What this task involves: The listing below is to be output in its exact form.

Material for the task:

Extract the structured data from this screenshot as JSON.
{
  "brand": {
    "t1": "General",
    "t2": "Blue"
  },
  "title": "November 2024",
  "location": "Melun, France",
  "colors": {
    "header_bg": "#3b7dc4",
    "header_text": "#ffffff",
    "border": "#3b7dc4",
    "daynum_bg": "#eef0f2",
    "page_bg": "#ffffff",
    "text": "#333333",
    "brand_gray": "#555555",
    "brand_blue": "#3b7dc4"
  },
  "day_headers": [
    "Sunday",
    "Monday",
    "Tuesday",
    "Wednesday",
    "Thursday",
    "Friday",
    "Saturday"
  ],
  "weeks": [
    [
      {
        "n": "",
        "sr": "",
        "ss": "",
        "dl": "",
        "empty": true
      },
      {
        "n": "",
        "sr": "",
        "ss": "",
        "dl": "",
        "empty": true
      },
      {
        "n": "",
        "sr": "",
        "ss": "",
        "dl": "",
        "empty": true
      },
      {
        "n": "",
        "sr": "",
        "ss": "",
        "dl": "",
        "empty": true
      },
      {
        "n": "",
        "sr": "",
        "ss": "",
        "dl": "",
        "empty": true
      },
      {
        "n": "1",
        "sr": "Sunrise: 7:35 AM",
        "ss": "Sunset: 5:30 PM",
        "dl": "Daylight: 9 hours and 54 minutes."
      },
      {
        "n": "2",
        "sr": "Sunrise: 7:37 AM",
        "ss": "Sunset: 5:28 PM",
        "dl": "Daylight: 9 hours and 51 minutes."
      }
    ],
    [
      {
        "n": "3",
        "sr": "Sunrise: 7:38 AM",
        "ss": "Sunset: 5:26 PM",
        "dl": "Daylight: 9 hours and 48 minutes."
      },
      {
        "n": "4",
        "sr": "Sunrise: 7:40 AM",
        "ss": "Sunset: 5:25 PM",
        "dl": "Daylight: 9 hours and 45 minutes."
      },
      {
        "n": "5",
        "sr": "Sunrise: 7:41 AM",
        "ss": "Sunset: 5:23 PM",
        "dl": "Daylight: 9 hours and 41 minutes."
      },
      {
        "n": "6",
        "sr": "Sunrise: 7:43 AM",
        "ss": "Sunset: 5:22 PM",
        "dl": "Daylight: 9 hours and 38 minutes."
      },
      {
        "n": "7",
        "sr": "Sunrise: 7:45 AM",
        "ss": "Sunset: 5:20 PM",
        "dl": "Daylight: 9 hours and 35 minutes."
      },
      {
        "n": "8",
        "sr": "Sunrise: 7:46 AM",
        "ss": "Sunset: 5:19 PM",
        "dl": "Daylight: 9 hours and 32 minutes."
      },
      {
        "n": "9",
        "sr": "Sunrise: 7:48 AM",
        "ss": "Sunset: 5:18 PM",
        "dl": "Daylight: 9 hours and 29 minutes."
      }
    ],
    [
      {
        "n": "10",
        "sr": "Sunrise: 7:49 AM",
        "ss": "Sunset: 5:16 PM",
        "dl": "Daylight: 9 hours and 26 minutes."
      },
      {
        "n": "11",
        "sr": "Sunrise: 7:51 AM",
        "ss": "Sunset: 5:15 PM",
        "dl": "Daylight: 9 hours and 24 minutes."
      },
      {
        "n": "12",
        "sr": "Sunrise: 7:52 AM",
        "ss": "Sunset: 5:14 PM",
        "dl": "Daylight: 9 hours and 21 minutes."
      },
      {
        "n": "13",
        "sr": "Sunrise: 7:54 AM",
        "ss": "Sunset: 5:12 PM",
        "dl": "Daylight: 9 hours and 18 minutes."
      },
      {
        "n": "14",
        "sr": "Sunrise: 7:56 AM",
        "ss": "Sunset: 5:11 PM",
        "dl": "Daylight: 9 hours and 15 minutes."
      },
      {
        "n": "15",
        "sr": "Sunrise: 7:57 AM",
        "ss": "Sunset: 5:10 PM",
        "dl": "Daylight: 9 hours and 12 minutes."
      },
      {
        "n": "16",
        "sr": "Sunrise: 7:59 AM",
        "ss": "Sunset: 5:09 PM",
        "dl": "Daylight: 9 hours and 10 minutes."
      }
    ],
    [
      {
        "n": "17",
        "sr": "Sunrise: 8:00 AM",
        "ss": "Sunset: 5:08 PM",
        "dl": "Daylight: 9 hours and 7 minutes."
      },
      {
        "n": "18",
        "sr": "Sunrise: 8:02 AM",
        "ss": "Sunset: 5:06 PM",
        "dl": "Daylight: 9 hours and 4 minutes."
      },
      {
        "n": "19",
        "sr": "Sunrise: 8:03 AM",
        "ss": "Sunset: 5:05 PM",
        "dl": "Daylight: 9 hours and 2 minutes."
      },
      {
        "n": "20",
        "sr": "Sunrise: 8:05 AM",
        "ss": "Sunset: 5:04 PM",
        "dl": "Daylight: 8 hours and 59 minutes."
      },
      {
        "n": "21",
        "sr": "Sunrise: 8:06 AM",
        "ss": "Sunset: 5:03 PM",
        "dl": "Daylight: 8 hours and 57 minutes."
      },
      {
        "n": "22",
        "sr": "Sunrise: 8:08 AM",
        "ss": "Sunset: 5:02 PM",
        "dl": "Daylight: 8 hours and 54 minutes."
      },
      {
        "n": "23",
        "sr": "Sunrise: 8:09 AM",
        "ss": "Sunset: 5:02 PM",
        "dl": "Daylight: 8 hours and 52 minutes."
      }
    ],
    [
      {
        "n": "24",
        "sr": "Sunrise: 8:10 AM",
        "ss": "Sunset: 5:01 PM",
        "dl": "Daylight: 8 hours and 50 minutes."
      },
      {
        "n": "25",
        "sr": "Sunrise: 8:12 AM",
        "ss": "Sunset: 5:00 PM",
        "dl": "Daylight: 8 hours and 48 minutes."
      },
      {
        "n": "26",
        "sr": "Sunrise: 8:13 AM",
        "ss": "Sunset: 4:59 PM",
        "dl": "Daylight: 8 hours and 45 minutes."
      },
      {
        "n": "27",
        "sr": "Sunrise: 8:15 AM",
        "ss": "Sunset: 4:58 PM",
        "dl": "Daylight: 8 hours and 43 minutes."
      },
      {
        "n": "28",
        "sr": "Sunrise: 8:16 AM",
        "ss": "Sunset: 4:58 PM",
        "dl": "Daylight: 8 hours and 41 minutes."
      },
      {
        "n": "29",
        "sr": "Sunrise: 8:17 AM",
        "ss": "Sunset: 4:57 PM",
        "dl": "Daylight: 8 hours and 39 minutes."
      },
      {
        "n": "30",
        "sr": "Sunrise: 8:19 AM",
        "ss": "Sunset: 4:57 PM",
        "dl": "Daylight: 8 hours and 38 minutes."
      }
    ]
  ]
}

Exercise response:
Extract the structured data from this screenshot as JSON.
{
  "brand": {
    "t1": "General",
    "t2": "Blue"
  },
  "title": "November 2024",
  "location": "Melun, France",
  "colors": {
    "header_bg": "#3b7dc4",
    "header_text": "#ffffff",
    "border": "#3b7dc4",
    "daynum_bg": "#eef0f2",
    "page_bg": "#ffffff",
    "text": "#333333",
    "brand_gray": "#555555",
    "brand_blue": "#3b7dc4"
  },
  "day_headers": [
    "Sunday",
    "Monday",
    "Tuesday",
    "Wednesday",
    "Thursday",
    "Friday",
    "Saturday"
  ],
  "weeks": [
    [
      {
        "n": "",
        "sr": "",
        "ss": "",
        "dl": "",
        "empty": true
      },
      {
        "n": "",
        "sr": "",
        "ss": "",
        "dl": "",
        "empty": true
      },
      {
        "n": "",
        "sr": "",
        "ss": "",
        "dl": "",
        "empty": true
      },
      {
        "n": "",
        "sr": "",
        "ss": "",
        "dl": "",
        "empty": true
      },
      {
        "n": "",
        "sr": "",
        "ss": "",
        "dl": "",
        "empty": true
      },
      {
        "n": "1",
        "sr": "Sunrise: 7:35 AM",
        "ss": "Sunset: 5:30 PM",
        "dl": "Daylight: 9 hours and 54 minutes."
      },
      {
        "n": "2",
        "sr": "Sunrise: 7:37 AM",
        "ss": "Sunset: 5:28 PM",
        "dl": "Daylight: 9 hours and 51 minutes."
      }
    ],
    [
      {
        "n": "3",
        "sr": "Sunrise: 7:38 AM",
        "ss": "Sunset: 5:26 PM",
        "dl": "Daylight: 9 hours and 48 minutes."
      },
      {
        "n": "4",
        "sr": "Sunrise: 7:40 AM",
        "ss": "Sunset: 5:25 PM",
        "dl": "Daylight: 9 hours and 45 minutes."
      },
      {
        "n": "5",
        "sr": "Sunrise: 7:41 AM",
        "ss": "Sunset: 5:23 PM",
        "dl": "Daylight: 9 hours and 41 minutes."
      },
      {
        "n": "6",
        "sr": "Sunrise: 7:43 AM",
        "ss": "Sunset: 5:22 PM",
        "dl": "Daylight: 9 hours and 38 minutes."
      },
      {
        "n": "7",
        "sr": "Sunrise: 7:45 AM",
        "ss": "Sunset: 5:20 PM",
        "dl": "Daylight: 9 hours and 35 minutes."
      },
      {
        "n": "8",
        "sr": "Sunrise: 7:46 AM",
        "ss": "Sunset: 5:19 PM",
        "dl": "Daylight: 9 hours and 32 minutes."
      },
      {
        "n": "9",
        "sr": "Sunrise: 7:48 AM",
        "ss": "Sunset: 5:18 PM",
        "dl": "Daylight: 9 hours and 29 minutes."
      }
    ],
    [
      {
        "n": "10",
        "sr": "Sunrise: 7:49 AM",
        "ss": "Sunset: 5:16 PM",
        "dl": "Daylight: 9 hours and 26 minutes."
      },
      {
        "n": "11",
        "sr": "Sunrise: 7:51 AM",
        "ss": "Sunset: 5:15 PM",
        "dl": "Daylight: 9 hours and 24 minutes."
      },
      {
        "n": "12",
        "sr": "Sunrise: 7:52 AM",
        "ss": "Sunset: 5:14 PM",
        "dl": "Daylight: 9 hours and 21 minutes."
      },
      {
        "n": "13",
        "sr": "Sunrise: 7:54 AM",
        "ss": "Sunset: 5:12 PM",
        "dl": "Daylight: 9 hours and 18 minutes."
      },
      {
        "n": "14",
        "sr": "Sunrise: 7:56 AM",
        "ss": "Sunset: 5:11 PM",
        "dl": "Daylight: 9 hours and 15 minutes."
      },
      {
        "n": "15",
        "sr": "Sunrise: 7:57 AM",
        "ss": "Sunset: 5:10 PM",
        "dl": "Daylight: 9 hours and 12 minutes."
      },
      {
        "n": "16",
        "sr": "Sunrise: 7:59 AM",
        "ss": "Sunset: 5:09 PM",
        "dl": "Daylight: 9 hours and 10 minutes."
      }
    ],
    [
      {
        "n": "17",
        "sr": "Sunrise: 8:00 AM",
        "ss": "Sunset: 5:08 PM",
        "dl": "Daylight: 9 hours and 7 minutes."
      },
      {
        "n": "18",
        "sr": "Sunrise: 8:02 AM",
        "ss": "Sunset: 5:06 PM",
        "dl": "Daylight: 9 hours and 4 minutes."
      },
      {
        "n": "19",
        "sr": "Sunrise: 8:03 AM",
        "ss": "Sunset: 5:05 PM",
        "dl": "Daylight: 9 hours and 2 minutes."
      },
      {
        "n": "20",
        "sr": "Sunrise: 8:05 AM",
        "ss": "Sunset: 5:04 PM",
        "dl": "Daylight: 8 hours and 59 minutes."
      },
      {
        "n": "21",
        "sr": "Sunrise: 8:06 AM",
        "ss": "Sunset: 5:03 PM",
        "dl": "Daylight: 8 hours and 57 minutes."
      },
      {
        "n": "22",
        "sr": "Sunrise: 8:08 AM",
        "ss": "Sunset: 5:02 PM",
        "dl": "Daylight: 8 hours and 54 minutes."
      },
      {
        "n": "23",
        "sr": "Sunrise: 8:09 AM",
        "ss": "Sunset: 5:02 PM",
        "dl": "Daylight: 8 hours and 52 minutes."
      }
    ],
    [
      {
        "n": "24",
        "sr": "Sunrise: 8:10 AM",
        "ss": "Sunset: 5:01 PM",
        "dl": "Daylight: 8 hours and 50 minutes."
      },
      {
        "n": "25",
        "sr": "Sunrise: 8:12 AM",
        "ss": "Sunset: 5:00 PM",
        "dl": "Daylight: 8 hours and 48 minutes."
      },
      {
        "n": "26",
        "sr": "Sunrise: 8:13 AM",
        "ss": "Sunset: 4:59 PM",
        "dl": "Daylight: 8 hours and 45 minutes."
      },
      {
        "n": "27",
        "sr": "Sunrise: 8:15 AM",
        "ss": "Sunset: 4:58 PM",
        "dl": "Daylight: 8 hours and 43 minutes."
      },
      {
        "n": "28",
        "sr": "Sunrise: 8:16 AM",
        "ss": "Sunset: 4:58 PM",
        "dl": "Daylight: 8 hours and 41 minutes."
      },
      {
        "n": "29",
        "sr": "Sunrise: 8:17 AM",
        "ss": "Sunset: 4:57 PM",
        "dl": "Daylight: 8 hours and 39 minutes."
      },
      {
        "n": "30",
        "sr": "Sunrise: 8:19 AM",
        "ss": "Sunset: 4:57 PM",
        "dl": "Daylight: 8 hours and 38 minutes."
      }
    ]
  ]
}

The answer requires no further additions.